## begin MATERIAL PROVIDED
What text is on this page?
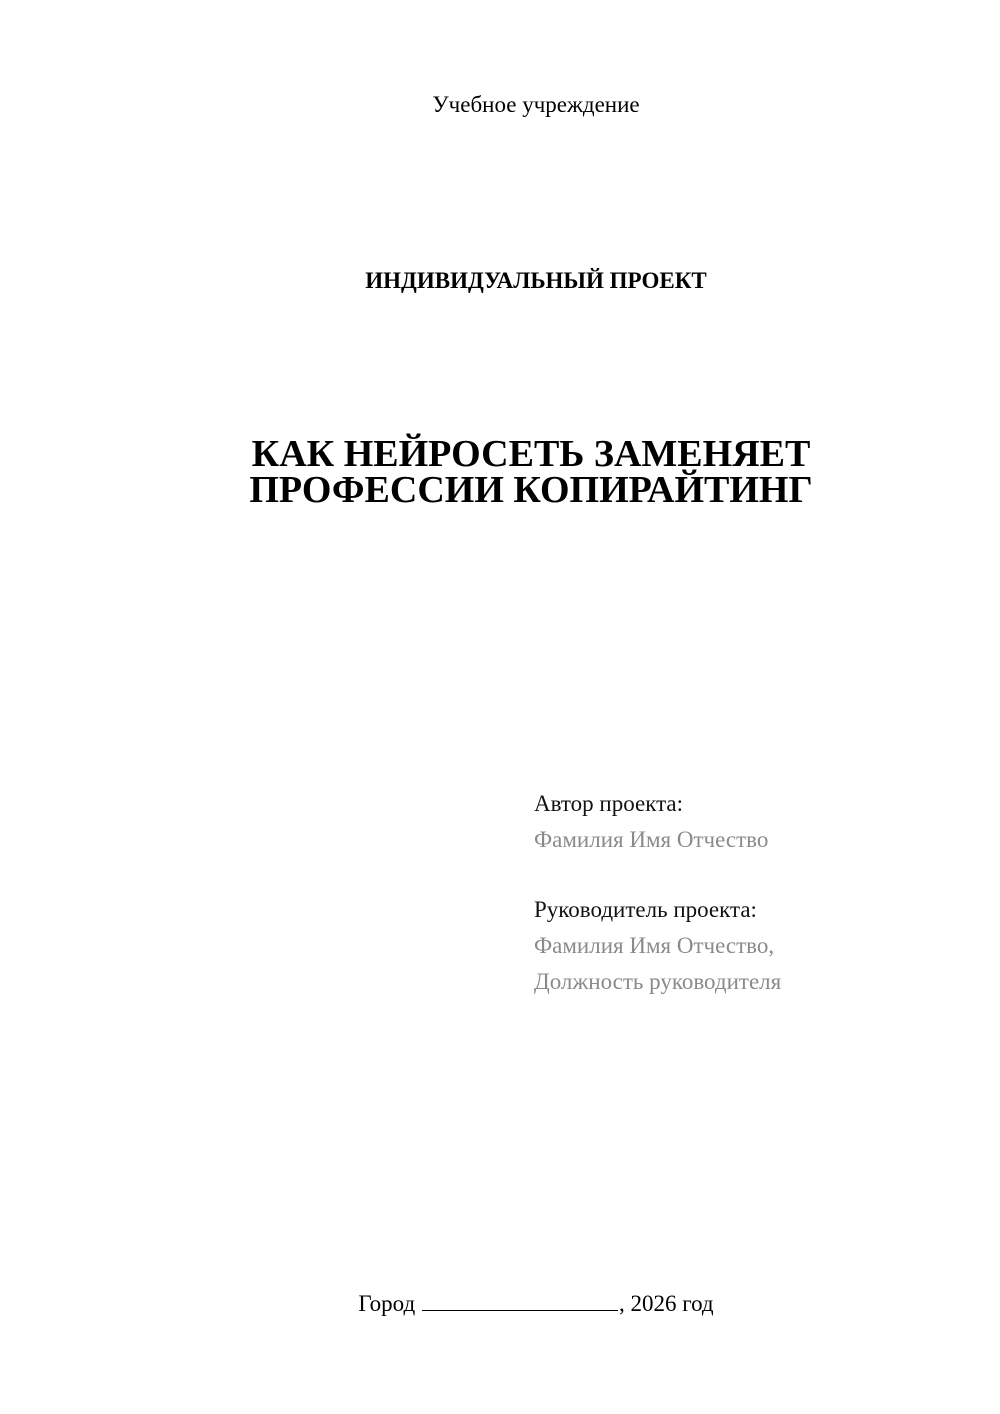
Учебное учреждение
ИНДИВИДУАЛЬНЫЙ ПРОЕКТ
КАК НЕЙРОСЕТЬ ЗАМЕНЯЕТ
ПРОФЕССИИ КОПИРАЙТИНГ
Автор проекта:
Фамилия Имя Отчество
Руководитель проекта:
Фамилия Имя Отчество,
Должность руководителя
Город	, 2026 год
## end MATERIAL PROVIDED
* EXERCISE GOAL: Give back each entry exactly as it appears, with no pictures.

* CORRECT OUTPUT:
What text is on this page?
Учебное учреждение
ИНДИВИДУАЛЬНЫЙ ПРОЕКТ
КАК НЕЙРОСЕТЬ ЗАМЕНЯЕТ
ПРОФЕССИИ КОПИРАЙТИНГ
Автор проекта:
Фамилия Имя Отчество
Руководитель проекта:
Фамилия Имя Отчество,
Должность руководителя
Город	, 2026 год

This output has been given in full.